*Written request*: Locate the line that contains "Enumerate this screenshot's". Copy it and every following line through the end of the records, exactly, and include nothing else.

*Data to use*:
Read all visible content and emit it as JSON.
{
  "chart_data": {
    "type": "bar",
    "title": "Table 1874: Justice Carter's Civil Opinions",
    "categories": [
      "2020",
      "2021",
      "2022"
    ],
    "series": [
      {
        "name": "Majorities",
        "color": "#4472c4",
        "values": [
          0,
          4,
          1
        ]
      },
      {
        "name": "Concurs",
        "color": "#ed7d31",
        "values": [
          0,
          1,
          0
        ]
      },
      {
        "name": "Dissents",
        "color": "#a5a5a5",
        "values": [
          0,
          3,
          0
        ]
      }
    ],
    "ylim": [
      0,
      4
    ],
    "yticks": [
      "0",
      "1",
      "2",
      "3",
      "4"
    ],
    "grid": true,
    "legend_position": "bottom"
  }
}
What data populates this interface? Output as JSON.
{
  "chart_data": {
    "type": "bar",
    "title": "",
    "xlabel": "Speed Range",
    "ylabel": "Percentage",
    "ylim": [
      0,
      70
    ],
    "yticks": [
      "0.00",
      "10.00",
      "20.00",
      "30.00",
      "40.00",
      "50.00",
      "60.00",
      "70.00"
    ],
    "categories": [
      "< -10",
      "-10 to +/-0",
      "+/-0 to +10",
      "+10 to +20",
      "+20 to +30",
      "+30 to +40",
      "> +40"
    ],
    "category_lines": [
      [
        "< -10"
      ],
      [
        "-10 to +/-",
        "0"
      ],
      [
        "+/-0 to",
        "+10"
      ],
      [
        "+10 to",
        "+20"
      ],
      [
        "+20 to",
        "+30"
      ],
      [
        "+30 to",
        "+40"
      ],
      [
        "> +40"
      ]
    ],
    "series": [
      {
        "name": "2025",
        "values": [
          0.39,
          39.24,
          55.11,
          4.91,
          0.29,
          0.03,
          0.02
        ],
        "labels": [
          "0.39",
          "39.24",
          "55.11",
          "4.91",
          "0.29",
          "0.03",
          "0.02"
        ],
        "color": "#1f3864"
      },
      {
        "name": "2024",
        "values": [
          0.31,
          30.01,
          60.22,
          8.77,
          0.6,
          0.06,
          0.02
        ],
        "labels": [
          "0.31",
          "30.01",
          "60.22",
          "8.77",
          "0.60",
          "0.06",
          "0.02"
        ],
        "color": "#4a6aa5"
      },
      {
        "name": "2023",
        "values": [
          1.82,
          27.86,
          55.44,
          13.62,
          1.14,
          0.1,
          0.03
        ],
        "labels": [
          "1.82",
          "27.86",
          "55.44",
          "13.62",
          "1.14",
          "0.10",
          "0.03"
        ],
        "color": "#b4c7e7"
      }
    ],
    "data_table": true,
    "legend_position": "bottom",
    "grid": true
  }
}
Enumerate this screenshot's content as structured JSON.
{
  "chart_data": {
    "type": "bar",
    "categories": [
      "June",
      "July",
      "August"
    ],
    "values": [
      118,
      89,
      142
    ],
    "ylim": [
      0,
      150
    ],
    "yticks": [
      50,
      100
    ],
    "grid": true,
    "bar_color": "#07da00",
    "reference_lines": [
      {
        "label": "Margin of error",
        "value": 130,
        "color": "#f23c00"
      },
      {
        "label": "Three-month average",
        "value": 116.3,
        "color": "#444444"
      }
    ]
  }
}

*Full response*:
Enumerate this screenshot's content as structured JSON.
{
  "chart_data": {
    "type": "bar",
    "categories": [
      "June",
      "July",
      "August"
    ],
    "values": [
      118,
      89,
      142
    ],
    "ylim": [
      0,
      150
    ],
    "yticks": [
      50,
      100
    ],
    "grid": true,
    "bar_color": "#07da00",
    "reference_lines": [
      {
        "label": "Margin of error",
        "value": 130,
        "color": "#f23c00"
      },
      {
        "label": "Three-month average",
        "value": 116.3,
        "color": "#444444"
      }
    ]
  }
}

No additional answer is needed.